::: Supplied records :::
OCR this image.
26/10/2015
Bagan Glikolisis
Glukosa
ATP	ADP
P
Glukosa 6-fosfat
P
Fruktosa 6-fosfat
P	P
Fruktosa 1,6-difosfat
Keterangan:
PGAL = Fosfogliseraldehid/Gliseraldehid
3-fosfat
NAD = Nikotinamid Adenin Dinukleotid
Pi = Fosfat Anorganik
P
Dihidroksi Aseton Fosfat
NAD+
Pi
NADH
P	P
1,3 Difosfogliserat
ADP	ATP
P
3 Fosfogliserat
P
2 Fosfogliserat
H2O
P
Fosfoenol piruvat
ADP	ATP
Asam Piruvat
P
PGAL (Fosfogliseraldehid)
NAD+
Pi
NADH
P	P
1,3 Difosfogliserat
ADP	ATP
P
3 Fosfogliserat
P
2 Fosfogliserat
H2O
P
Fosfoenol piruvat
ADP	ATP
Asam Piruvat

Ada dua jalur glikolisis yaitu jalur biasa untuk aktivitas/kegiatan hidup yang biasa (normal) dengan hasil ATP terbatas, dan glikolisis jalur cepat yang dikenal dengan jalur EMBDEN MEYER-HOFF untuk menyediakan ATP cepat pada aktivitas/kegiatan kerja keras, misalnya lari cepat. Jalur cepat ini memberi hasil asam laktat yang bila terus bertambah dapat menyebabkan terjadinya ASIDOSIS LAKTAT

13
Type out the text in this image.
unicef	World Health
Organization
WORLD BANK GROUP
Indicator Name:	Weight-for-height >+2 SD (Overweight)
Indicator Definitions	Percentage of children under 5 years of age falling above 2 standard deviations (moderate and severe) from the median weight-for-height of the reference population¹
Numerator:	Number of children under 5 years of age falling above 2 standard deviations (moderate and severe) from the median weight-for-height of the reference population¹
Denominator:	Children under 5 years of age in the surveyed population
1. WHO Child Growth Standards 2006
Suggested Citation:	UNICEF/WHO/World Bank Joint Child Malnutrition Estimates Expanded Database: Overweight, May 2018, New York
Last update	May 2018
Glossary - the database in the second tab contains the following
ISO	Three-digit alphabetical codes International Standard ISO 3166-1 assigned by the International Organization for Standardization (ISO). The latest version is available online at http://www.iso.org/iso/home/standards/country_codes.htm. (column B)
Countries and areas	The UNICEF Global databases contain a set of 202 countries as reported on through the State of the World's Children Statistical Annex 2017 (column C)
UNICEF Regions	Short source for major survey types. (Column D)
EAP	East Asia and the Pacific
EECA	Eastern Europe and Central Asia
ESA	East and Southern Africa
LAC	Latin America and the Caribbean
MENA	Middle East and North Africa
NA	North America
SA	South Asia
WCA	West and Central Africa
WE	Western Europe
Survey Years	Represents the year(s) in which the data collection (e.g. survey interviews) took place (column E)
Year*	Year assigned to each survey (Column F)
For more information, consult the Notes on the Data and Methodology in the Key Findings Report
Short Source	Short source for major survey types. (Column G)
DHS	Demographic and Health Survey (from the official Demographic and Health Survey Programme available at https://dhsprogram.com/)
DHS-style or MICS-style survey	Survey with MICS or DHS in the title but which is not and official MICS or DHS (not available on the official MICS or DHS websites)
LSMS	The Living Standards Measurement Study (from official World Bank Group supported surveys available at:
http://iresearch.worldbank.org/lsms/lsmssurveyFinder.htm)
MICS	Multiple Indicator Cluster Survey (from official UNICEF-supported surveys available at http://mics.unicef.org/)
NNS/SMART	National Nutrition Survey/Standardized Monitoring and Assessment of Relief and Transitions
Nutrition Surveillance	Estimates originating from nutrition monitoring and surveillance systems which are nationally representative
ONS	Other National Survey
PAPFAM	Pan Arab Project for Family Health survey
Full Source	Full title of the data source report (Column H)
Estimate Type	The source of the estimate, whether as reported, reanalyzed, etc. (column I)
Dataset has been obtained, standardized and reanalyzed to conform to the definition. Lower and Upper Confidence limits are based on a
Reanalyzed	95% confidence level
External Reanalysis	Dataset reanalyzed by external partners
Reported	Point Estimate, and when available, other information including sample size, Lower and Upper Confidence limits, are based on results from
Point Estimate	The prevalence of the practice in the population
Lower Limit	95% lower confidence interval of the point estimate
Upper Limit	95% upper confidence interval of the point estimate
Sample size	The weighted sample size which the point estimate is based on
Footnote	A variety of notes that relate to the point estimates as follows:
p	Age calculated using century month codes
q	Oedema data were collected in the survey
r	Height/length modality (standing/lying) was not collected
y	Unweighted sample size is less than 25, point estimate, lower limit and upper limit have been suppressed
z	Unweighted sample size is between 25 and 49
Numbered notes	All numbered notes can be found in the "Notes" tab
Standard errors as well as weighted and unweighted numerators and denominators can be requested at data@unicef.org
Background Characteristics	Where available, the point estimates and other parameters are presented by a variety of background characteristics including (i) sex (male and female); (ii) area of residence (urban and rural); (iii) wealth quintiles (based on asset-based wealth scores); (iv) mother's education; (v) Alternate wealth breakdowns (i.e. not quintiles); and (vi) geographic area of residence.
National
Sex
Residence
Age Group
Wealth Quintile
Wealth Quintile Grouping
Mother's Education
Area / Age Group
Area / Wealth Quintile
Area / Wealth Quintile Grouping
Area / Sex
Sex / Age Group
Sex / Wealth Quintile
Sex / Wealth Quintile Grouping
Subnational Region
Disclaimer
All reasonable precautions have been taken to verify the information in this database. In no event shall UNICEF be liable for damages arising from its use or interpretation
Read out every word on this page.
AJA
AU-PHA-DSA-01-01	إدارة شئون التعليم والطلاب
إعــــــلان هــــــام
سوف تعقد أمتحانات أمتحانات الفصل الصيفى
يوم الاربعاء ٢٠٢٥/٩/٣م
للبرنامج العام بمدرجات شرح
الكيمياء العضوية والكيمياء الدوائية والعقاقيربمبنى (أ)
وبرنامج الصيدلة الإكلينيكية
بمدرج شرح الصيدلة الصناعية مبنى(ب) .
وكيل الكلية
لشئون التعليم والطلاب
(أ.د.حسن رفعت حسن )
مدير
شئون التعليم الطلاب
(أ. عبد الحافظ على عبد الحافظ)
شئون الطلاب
:::
Instruction
Each entry above is to be quoted exactly.

Written solution
OCR this image.
26/10/2015
Bagan Glikolisis
Glukosa
ATP	ADP
P
Glukosa 6-fosfat
P
Fruktosa 6-fosfat
P	P
Fruktosa 1,6-difosfat
Keterangan:
PGAL = Fosfogliseraldehid/Gliseraldehid
3-fosfat
NAD = Nikotinamid Adenin Dinukleotid
Pi = Fosfat Anorganik
P
Dihidroksi Aseton Fosfat
NAD+
Pi
NADH
P	P
1,3 Difosfogliserat
ADP	ATP
P
3 Fosfogliserat
P
2 Fosfogliserat
H2O
P
Fosfoenol piruvat
ADP	ATP
Asam Piruvat
P
PGAL (Fosfogliseraldehid)
NAD+
Pi
NADH
P	P
1,3 Difosfogliserat
ADP	ATP
P
3 Fosfogliserat
P
2 Fosfogliserat
H2O
P
Fosfoenol piruvat
ADP	ATP
Asam Piruvat

Ada dua jalur glikolisis yaitu jalur biasa untuk aktivitas/kegiatan hidup yang biasa (normal) dengan hasil ATP terbatas, dan glikolisis jalur cepat yang dikenal dengan jalur EMBDEN MEYER-HOFF untuk menyediakan ATP cepat pada aktivitas/kegiatan kerja keras, misalnya lari cepat. Jalur cepat ini memberi hasil asam laktat yang bila terus bertambah dapat menyebabkan terjadinya ASIDOSIS LAKTAT

13
Type out the text in this image.
unicef	World Health
Organization
WORLD BANK GROUP
Indicator Name:	Weight-for-height >+2 SD (Overweight)
Indicator Definitions	Percentage of children under 5 years of age falling above 2 standard deviations (moderate and severe) from the median weight-for-height of the reference population¹
Numerator:	Number of children under 5 years of age falling above 2 standard deviations (moderate and severe) from the median weight-for-height of the reference population¹
Denominator:	Children under 5 years of age in the surveyed population
1. WHO Child Growth Standards 2006
Suggested Citation:	UNICEF/WHO/World Bank Joint Child Malnutrition Estimates Expanded Database: Overweight, May 2018, New York
Last update	May 2018
Glossary - the database in the second tab contains the following
ISO	Three-digit alphabetical codes International Standard ISO 3166-1 assigned by the International Organization for Standardization (ISO). The latest version is available online at http://www.iso.org/iso/home/standards/country_codes.htm. (column B)
Countries and areas	The UNICEF Global databases contain a set of 202 countries as reported on through the State of the World's Children Statistical Annex 2017 (column C)
UNICEF Regions	Short source for major survey types. (Column D)
EAP	East Asia and the Pacific
EECA	Eastern Europe and Central Asia
ESA	East and Southern Africa
LAC	Latin America and the Caribbean
MENA	Middle East and North Africa
NA	North America
SA	South Asia
WCA	West and Central Africa
WE	Western Europe
Survey Years	Represents the year(s) in which the data collection (e.g. survey interviews) took place (column E)
Year*	Year assigned to each survey (Column F)
For more information, consult the Notes on the Data and Methodology in the Key Findings Report
Short Source	Short source for major survey types. (Column G)
DHS	Demographic and Health Survey (from the official Demographic and Health Survey Programme available at https://dhsprogram.com/)
DHS-style or MICS-style survey	Survey with MICS or DHS in the title but which is not and official MICS or DHS (not available on the official MICS or DHS websites)
LSMS	The Living Standards Measurement Study (from official World Bank Group supported surveys available at:
http://iresearch.worldbank.org/lsms/lsmssurveyFinder.htm)
MICS	Multiple Indicator Cluster Survey (from official UNICEF-supported surveys available at http://mics.unicef.org/)
NNS/SMART	National Nutrition Survey/Standardized Monitoring and Assessment of Relief and Transitions
Nutrition Surveillance	Estimates originating from nutrition monitoring and surveillance systems which are nationally representative
ONS	Other National Survey
PAPFAM	Pan Arab Project for Family Health survey
Full Source	Full title of the data source report (Column H)
Estimate Type	The source of the estimate, whether as reported, reanalyzed, etc. (column I)
Dataset has been obtained, standardized and reanalyzed to conform to the definition. Lower and Upper Confidence limits are based on a
Reanalyzed	95% confidence level
External Reanalysis	Dataset reanalyzed by external partners
Reported	Point Estimate, and when available, other information including sample size, Lower and Upper Confidence limits, are based on results from
Point Estimate	The prevalence of the practice in the population
Lower Limit	95% lower confidence interval of the point estimate
Upper Limit	95% upper confidence interval of the point estimate
Sample size	The weighted sample size which the point estimate is based on
Footnote	A variety of notes that relate to the point estimates as follows:
p	Age calculated using century month codes
q	Oedema data were collected in the survey
r	Height/length modality (standing/lying) was not collected
y	Unweighted sample size is less than 25, point estimate, lower limit and upper limit have been suppressed
z	Unweighted sample size is between 25 and 49
Numbered notes	All numbered notes can be found in the "Notes" tab
Standard errors as well as weighted and unweighted numerators and denominators can be requested at data@unicef.org
Background Characteristics	Where available, the point estimates and other parameters are presented by a variety of background characteristics including (i) sex (male and female); (ii) area of residence (urban and rural); (iii) wealth quintiles (based on asset-based wealth scores); (iv) mother's education; (v) Alternate wealth breakdowns (i.e. not quintiles); and (vi) geographic area of residence.
National
Sex
Residence
Age Group
Wealth Quintile
Wealth Quintile Grouping
Mother's Education
Area / Age Group
Area / Wealth Quintile
Area / Wealth Quintile Grouping
Area / Sex
Sex / Age Group
Sex / Wealth Quintile
Sex / Wealth Quintile Grouping
Subnational Region
Disclaimer
All reasonable precautions have been taken to verify the information in this database. In no event shall UNICEF be liable for damages arising from its use or interpretation
Read out every word on this page.
AJA
AU-PHA-DSA-01-01	إدارة شئون التعليم والطلاب
إعــــــلان هــــــام
سوف تعقد أمتحانات أمتحانات الفصل الصيفى
يوم الاربعاء ٢٠٢٥/٩/٣م
للبرنامج العام بمدرجات شرح
الكيمياء العضوية والكيمياء الدوائية والعقاقيربمبنى (أ)
وبرنامج الصيدلة الإكلينيكية
بمدرج شرح الصيدلة الصناعية مبنى(ب) .
وكيل الكلية
لشئون التعليم والطلاب
(أ.د.حسن رفعت حسن )
مدير
شئون التعليم الطلاب
(أ. عبد الحافظ على عبد الحافظ)
شئون الطلاب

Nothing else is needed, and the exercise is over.